::: Provided data
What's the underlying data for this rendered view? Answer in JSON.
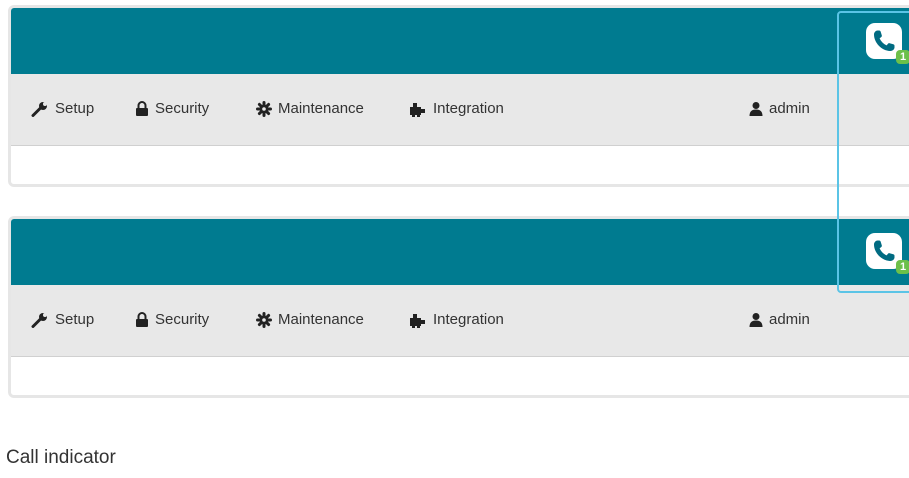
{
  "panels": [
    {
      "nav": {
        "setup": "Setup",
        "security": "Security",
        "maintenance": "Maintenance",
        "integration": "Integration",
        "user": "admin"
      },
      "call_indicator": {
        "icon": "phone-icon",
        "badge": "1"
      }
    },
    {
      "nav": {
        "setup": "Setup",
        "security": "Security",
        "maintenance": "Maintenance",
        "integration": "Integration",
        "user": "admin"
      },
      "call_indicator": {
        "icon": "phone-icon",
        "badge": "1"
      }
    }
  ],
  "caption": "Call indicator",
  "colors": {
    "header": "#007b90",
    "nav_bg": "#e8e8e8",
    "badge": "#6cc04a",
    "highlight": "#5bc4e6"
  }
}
::::::
→ Short task
Transcribe the full listing character for character. Pictures are excluded.

→ Exercise output
What's the underlying data for this rendered view? Answer in JSON.
{
  "panels": [
    {
      "nav": {
        "setup": "Setup",
        "security": "Security",
        "maintenance": "Maintenance",
        "integration": "Integration",
        "user": "admin"
      },
      "call_indicator": {
        "icon": "phone-icon",
        "badge": "1"
      }
    },
    {
      "nav": {
        "setup": "Setup",
        "security": "Security",
        "maintenance": "Maintenance",
        "integration": "Integration",
        "user": "admin"
      },
      "call_indicator": {
        "icon": "phone-icon",
        "badge": "1"
      }
    }
  ],
  "caption": "Call indicator",
  "colors": {
    "header": "#007b90",
    "nav_bg": "#e8e8e8",
    "badge": "#6cc04a",
    "highlight": "#5bc4e6"
  }
}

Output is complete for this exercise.